** begin Given entries **
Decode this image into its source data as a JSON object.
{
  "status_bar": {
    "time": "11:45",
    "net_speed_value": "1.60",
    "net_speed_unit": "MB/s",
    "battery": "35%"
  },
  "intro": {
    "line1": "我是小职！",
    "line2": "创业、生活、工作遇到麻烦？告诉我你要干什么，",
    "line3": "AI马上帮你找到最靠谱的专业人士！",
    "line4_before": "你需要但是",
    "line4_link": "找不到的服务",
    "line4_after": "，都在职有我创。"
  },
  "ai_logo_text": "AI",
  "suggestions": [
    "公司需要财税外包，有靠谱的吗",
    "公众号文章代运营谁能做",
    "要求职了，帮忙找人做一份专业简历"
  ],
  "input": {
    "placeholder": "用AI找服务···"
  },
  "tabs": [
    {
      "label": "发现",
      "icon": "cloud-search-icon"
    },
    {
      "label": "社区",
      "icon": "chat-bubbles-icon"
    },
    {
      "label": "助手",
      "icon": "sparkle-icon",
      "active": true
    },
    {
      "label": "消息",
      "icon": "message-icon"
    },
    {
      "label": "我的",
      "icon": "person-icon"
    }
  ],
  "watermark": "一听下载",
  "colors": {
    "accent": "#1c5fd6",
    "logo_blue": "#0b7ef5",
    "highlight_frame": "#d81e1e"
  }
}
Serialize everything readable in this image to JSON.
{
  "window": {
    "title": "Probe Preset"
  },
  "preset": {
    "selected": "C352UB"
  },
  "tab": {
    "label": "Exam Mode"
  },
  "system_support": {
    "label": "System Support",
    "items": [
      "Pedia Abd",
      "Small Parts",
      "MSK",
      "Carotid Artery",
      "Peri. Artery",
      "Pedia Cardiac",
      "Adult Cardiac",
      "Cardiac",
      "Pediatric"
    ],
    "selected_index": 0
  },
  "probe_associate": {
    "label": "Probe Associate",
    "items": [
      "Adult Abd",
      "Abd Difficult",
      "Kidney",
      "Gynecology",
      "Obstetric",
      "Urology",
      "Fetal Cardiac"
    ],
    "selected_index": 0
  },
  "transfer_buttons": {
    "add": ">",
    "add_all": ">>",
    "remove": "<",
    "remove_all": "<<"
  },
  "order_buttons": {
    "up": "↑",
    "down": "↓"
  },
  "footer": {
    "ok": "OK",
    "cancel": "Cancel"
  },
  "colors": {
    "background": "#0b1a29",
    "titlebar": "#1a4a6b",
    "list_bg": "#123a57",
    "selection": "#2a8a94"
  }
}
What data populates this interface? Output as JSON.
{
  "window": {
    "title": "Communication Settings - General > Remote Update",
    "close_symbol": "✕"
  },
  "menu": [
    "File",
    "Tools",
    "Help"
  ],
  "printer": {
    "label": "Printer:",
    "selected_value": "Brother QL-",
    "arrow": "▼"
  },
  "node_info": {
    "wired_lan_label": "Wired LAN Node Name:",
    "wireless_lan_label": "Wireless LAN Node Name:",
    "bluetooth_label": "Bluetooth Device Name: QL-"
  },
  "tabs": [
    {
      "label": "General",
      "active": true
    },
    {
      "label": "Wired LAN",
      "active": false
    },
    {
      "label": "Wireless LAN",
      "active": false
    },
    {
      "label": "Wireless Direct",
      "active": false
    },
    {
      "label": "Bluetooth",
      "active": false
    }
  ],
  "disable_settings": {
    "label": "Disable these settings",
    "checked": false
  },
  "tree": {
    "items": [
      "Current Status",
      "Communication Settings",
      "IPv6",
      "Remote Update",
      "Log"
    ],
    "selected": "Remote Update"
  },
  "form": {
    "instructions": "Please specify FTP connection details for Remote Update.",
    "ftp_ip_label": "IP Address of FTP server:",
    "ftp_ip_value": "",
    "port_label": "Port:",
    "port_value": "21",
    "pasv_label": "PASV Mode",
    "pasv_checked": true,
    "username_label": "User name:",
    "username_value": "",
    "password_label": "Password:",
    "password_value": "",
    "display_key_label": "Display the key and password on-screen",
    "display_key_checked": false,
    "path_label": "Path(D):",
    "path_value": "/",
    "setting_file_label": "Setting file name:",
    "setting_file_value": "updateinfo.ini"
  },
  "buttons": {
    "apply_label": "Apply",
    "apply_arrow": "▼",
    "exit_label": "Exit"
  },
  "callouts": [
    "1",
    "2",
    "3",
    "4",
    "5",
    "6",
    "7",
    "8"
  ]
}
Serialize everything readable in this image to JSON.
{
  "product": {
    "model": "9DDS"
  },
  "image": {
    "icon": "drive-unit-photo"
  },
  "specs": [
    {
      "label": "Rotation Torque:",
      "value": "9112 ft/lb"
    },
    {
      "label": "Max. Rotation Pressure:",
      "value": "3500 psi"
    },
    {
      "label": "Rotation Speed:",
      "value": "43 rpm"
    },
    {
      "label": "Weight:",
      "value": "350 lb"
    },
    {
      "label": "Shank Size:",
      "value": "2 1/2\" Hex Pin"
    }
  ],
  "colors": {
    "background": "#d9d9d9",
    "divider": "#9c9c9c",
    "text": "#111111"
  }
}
** end Given entries **
### Exercise
Find the lines containing "icon" and pull them out.

### Solution for this exercise
      "icon": "cloud-search-icon"
      "icon": "chat-bubbles-icon"
      "icon": "sparkle-icon",
      "icon": "message-icon"
      "icon": "person-icon"
    "icon": "drive-unit-photo"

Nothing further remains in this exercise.